**** Data shown

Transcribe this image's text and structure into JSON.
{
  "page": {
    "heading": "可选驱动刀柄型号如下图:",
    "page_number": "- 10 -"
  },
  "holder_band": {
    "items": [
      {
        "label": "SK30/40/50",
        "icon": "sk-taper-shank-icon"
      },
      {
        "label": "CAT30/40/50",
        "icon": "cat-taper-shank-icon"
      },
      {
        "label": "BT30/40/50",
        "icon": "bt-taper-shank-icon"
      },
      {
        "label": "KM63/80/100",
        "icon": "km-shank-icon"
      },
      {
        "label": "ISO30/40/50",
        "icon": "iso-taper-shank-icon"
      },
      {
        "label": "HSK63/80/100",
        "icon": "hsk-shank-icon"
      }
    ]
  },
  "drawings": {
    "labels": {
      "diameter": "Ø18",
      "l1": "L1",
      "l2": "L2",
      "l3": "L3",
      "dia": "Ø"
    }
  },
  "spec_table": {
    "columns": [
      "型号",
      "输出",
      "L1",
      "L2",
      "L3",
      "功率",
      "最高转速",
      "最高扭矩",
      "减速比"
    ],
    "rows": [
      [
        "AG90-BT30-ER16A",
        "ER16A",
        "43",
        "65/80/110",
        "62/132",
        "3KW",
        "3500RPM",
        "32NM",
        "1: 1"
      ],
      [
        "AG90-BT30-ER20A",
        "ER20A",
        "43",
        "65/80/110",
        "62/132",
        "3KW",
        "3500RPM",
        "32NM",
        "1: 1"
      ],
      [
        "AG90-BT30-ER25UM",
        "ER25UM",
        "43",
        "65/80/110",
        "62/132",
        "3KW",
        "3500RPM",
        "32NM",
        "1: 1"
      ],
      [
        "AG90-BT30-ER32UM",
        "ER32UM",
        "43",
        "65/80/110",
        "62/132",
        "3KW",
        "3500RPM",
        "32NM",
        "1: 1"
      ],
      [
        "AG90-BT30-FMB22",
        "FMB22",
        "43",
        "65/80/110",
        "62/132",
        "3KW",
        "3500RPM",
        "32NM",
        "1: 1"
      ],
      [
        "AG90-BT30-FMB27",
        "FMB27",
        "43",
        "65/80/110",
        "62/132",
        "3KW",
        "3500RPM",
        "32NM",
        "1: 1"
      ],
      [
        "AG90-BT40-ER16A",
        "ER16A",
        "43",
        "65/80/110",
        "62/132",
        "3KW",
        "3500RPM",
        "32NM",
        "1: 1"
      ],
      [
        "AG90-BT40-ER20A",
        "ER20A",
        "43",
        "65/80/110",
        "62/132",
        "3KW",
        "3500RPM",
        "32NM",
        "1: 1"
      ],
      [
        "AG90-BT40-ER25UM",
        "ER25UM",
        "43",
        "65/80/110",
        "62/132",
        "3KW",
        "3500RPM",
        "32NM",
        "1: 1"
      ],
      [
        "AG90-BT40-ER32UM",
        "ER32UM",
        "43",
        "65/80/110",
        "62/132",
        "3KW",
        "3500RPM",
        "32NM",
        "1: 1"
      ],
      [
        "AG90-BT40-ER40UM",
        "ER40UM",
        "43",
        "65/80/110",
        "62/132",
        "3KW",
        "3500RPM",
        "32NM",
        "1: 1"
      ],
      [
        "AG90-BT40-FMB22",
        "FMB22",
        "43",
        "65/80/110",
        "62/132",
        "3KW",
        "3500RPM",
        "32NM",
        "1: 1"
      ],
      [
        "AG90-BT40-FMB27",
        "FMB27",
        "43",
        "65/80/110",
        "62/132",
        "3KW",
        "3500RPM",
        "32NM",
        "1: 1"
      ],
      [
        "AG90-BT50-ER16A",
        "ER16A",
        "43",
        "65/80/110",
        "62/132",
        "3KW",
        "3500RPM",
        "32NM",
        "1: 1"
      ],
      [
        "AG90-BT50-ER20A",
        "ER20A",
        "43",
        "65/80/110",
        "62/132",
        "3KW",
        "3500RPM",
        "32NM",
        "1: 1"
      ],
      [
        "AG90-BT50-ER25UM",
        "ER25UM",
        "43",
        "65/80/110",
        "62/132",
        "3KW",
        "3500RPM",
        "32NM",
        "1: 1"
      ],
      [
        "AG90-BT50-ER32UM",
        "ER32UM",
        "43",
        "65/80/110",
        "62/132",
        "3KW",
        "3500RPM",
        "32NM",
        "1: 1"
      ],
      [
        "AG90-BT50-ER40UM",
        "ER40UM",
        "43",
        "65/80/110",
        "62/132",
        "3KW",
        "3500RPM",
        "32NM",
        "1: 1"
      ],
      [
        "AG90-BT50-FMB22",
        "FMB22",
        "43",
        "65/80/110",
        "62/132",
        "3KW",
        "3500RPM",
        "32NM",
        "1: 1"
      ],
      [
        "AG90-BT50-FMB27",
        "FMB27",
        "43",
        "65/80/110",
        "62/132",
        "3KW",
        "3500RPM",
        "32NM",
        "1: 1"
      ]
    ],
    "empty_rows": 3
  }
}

********

§ Short problem:
Copy all lines of the material above where the string "taper" occurs.

§ Output of the task:
        "icon": "sk-taper-shank-icon"
        "icon": "cat-taper-shank-icon"
        "icon": "bt-taper-shank-icon"
        "icon": "iso-taper-shank-icon"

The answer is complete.